╭──
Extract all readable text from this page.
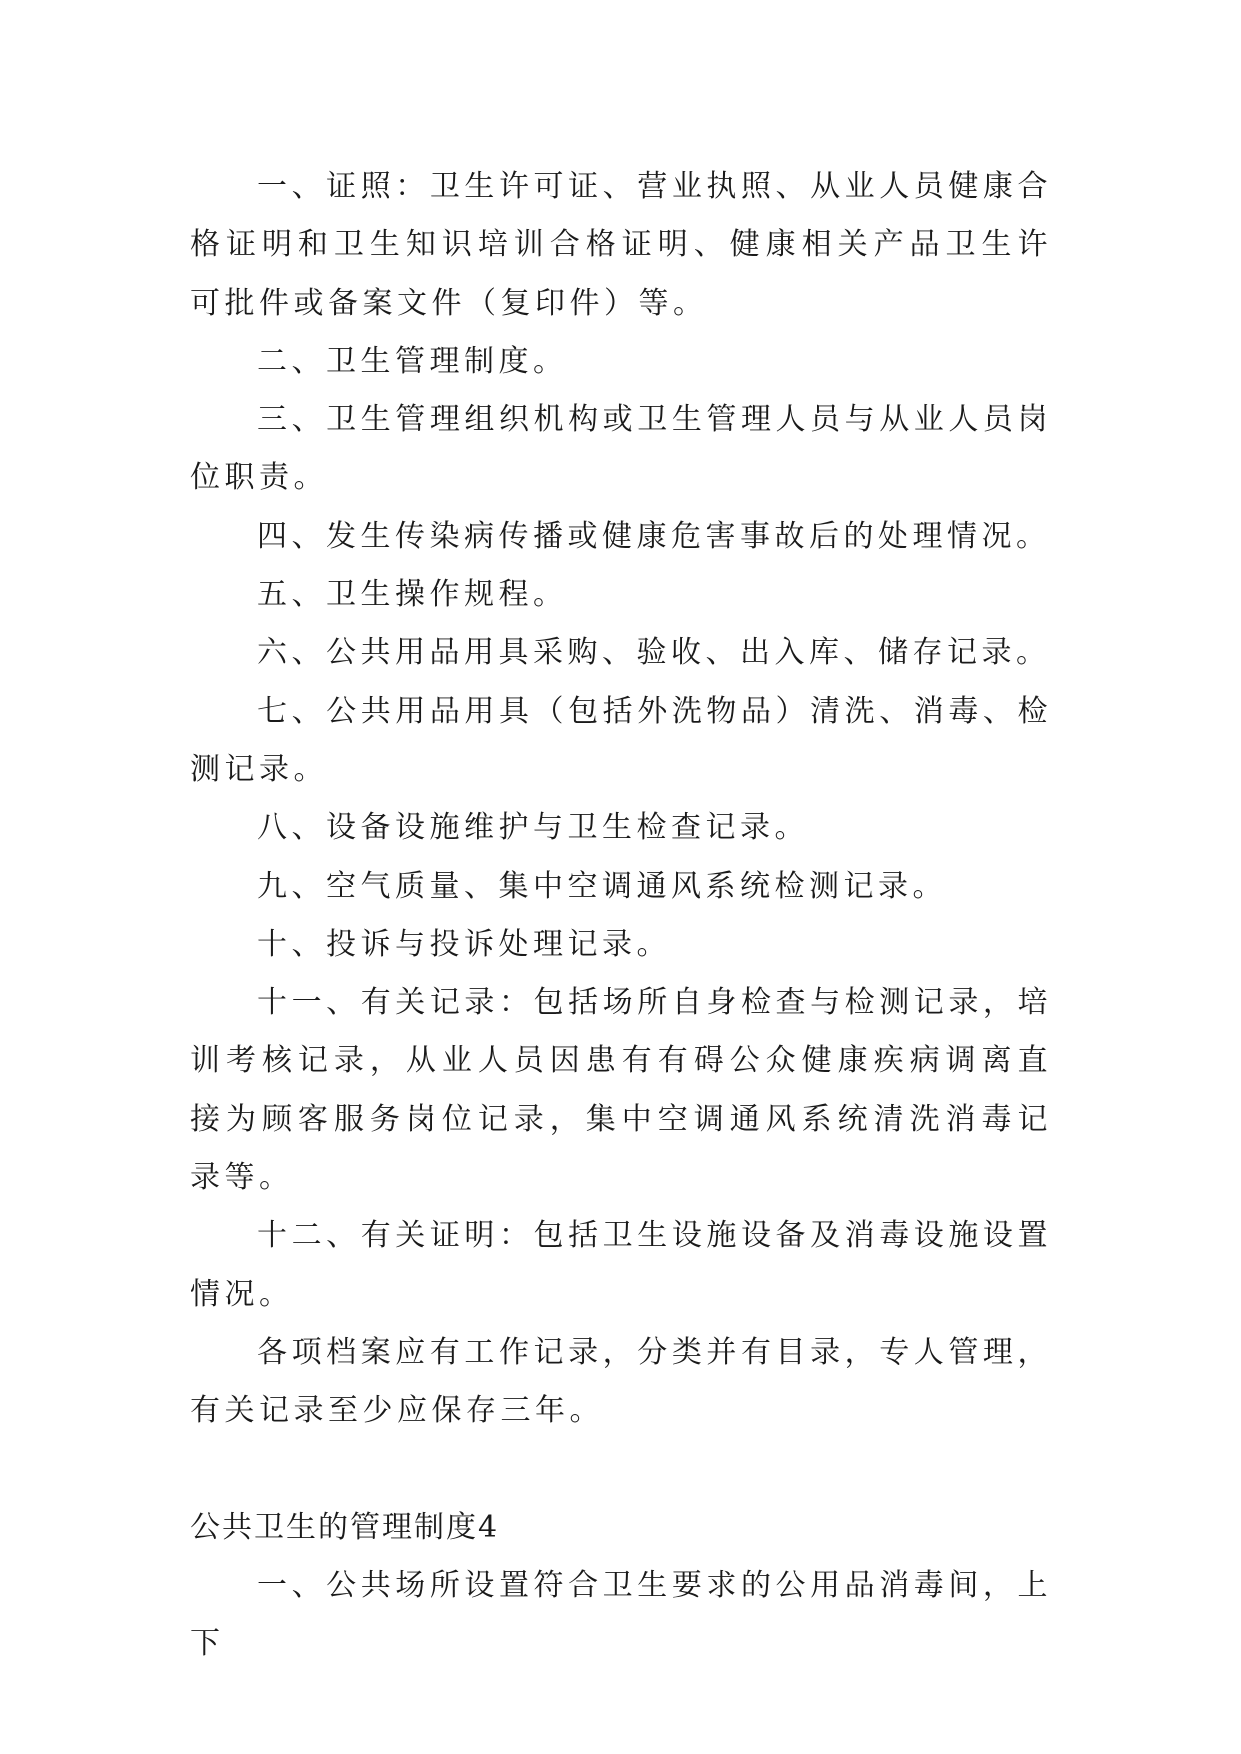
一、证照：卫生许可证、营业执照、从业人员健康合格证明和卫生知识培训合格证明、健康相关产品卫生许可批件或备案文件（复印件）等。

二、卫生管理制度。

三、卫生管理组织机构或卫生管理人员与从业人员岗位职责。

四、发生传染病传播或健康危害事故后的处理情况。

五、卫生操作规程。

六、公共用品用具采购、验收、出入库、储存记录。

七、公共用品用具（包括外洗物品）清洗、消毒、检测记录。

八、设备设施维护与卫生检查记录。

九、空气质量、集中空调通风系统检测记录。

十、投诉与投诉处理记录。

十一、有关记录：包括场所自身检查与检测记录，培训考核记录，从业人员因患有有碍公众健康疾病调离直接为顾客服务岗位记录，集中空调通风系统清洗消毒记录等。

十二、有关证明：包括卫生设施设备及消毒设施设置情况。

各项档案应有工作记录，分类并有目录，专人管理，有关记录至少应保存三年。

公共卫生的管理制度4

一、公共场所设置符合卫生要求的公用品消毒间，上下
╰──
╭──
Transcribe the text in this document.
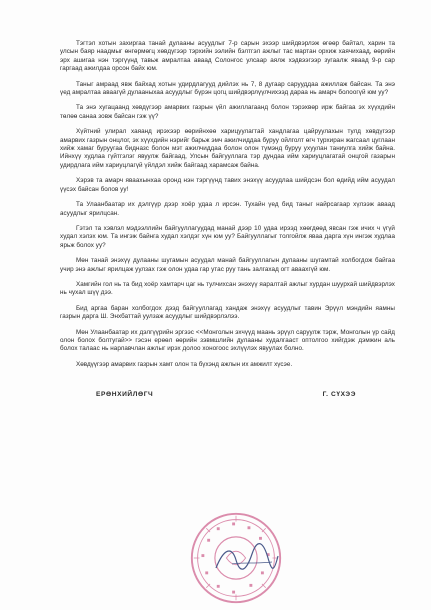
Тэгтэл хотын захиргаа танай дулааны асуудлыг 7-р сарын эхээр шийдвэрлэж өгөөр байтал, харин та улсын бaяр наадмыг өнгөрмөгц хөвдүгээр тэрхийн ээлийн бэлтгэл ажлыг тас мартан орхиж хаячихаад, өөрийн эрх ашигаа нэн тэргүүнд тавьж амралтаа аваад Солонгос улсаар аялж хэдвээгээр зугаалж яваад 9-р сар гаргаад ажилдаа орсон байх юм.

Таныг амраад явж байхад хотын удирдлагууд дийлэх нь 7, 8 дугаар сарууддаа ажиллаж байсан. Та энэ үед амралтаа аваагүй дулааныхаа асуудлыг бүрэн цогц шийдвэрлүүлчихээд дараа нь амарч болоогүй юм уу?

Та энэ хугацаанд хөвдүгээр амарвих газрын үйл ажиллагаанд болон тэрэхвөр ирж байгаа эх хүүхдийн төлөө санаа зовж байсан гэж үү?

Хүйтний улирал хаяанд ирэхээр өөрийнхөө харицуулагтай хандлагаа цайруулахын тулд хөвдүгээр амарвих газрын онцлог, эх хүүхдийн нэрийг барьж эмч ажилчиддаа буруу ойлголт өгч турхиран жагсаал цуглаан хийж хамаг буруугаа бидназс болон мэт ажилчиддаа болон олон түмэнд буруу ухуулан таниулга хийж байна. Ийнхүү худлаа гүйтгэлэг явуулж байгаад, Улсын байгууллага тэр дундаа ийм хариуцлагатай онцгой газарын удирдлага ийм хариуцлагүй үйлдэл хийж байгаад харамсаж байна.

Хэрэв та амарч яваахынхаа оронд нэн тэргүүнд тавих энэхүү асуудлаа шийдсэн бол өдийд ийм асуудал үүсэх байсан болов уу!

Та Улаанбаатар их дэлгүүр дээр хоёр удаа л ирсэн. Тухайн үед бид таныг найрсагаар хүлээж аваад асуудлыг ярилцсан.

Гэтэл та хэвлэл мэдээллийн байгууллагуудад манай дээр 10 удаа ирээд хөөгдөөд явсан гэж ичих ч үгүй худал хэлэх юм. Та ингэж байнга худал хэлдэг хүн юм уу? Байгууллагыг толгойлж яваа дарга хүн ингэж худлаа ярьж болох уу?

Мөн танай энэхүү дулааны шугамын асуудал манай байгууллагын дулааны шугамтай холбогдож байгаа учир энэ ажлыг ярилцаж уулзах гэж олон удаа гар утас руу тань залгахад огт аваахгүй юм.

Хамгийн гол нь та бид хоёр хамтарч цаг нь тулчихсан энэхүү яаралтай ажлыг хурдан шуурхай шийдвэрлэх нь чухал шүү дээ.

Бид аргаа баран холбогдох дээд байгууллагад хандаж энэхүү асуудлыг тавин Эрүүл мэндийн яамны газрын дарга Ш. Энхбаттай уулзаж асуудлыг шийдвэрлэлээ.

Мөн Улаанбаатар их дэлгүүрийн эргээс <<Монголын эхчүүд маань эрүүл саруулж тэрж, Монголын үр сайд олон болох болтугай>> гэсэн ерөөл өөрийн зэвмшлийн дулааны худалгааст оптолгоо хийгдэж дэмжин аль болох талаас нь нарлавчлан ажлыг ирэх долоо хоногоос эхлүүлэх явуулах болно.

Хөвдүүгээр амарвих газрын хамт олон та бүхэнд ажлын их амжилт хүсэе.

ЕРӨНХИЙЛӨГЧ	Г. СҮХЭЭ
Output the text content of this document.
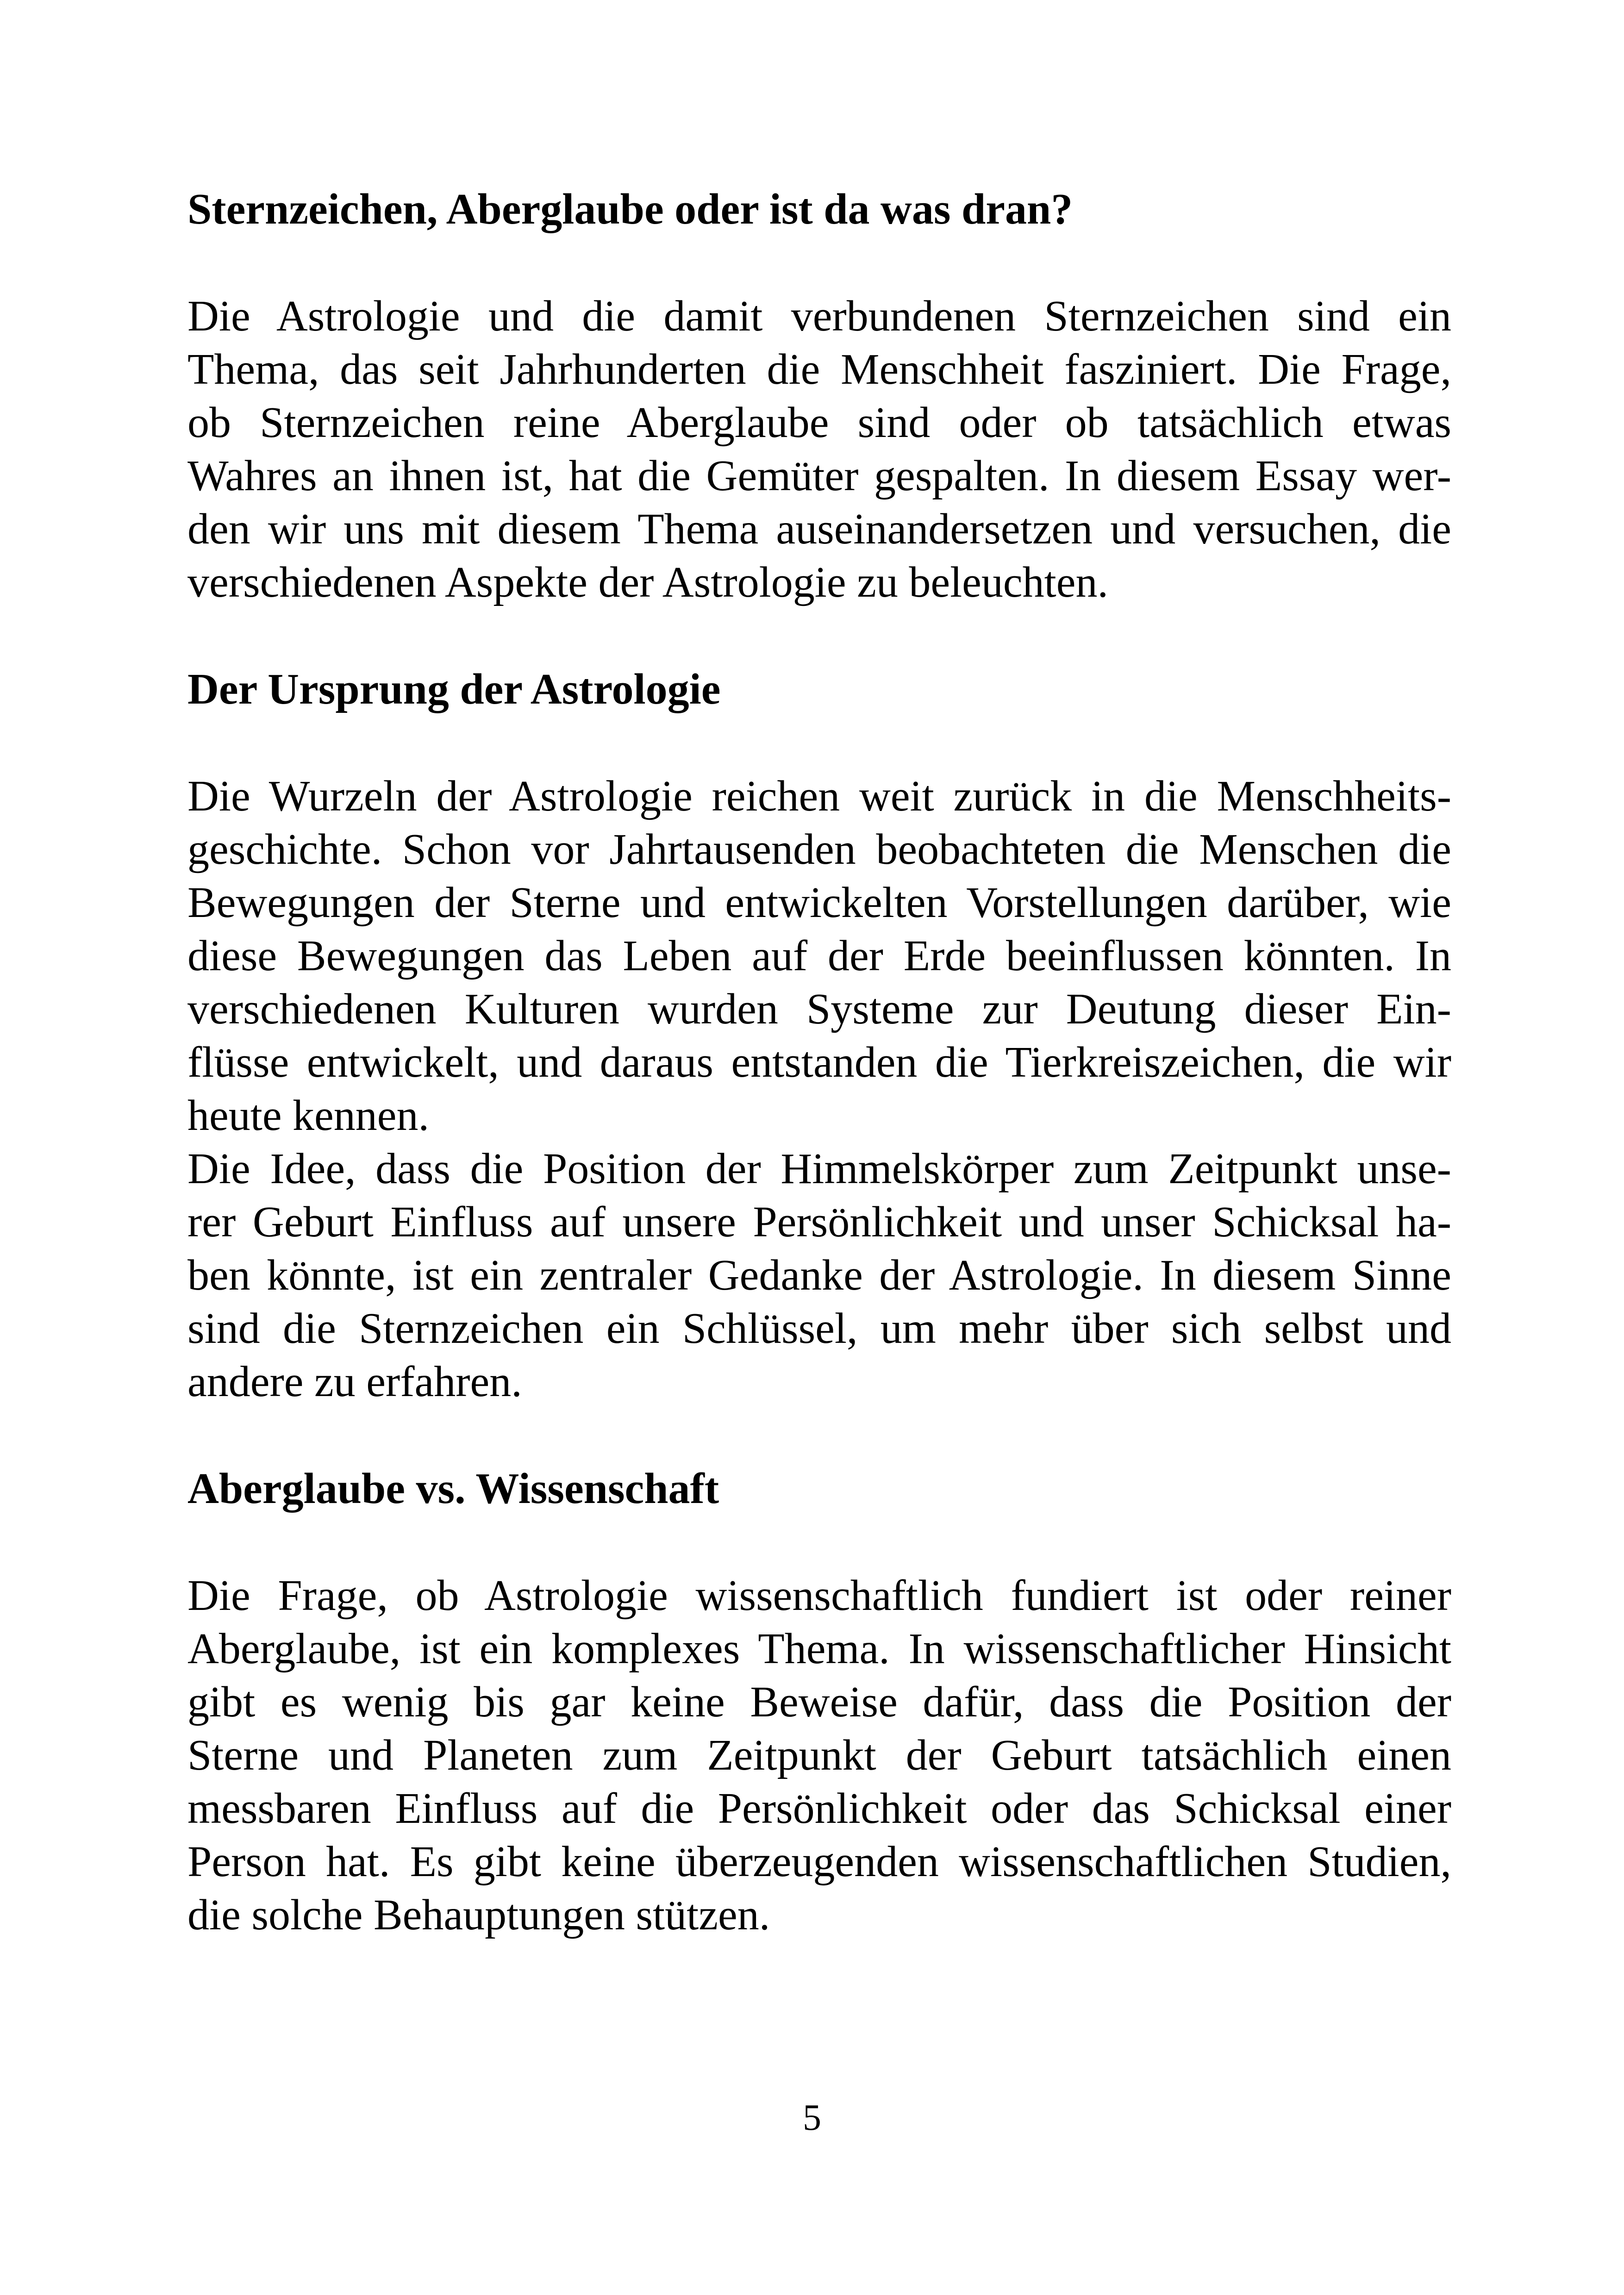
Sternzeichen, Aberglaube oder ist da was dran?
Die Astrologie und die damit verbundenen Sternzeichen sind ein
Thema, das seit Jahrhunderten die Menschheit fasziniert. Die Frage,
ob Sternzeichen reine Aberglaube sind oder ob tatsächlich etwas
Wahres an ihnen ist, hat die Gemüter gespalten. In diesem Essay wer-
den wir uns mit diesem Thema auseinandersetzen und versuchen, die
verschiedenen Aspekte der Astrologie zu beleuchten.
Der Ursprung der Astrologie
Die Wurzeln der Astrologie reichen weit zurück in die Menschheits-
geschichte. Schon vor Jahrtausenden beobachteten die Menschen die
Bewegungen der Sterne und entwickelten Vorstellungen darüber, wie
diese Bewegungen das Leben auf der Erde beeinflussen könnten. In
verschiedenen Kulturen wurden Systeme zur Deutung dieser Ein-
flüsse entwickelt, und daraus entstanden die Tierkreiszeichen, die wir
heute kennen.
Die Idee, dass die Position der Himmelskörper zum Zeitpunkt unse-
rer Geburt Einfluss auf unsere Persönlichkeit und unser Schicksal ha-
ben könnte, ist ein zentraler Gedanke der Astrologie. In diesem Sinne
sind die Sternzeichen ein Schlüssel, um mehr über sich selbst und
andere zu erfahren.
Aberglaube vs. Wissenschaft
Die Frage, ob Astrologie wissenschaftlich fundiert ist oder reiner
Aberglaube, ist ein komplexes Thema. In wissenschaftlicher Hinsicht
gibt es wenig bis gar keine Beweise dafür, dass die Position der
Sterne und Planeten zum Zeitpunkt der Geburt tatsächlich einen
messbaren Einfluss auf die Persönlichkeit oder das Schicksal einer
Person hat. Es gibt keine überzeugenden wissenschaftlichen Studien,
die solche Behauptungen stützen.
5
╰──
• **Exercise requirements**:
State how many lines of the listing above include the word "дарга". Give nothing but the number.

• **Exercise result**:
2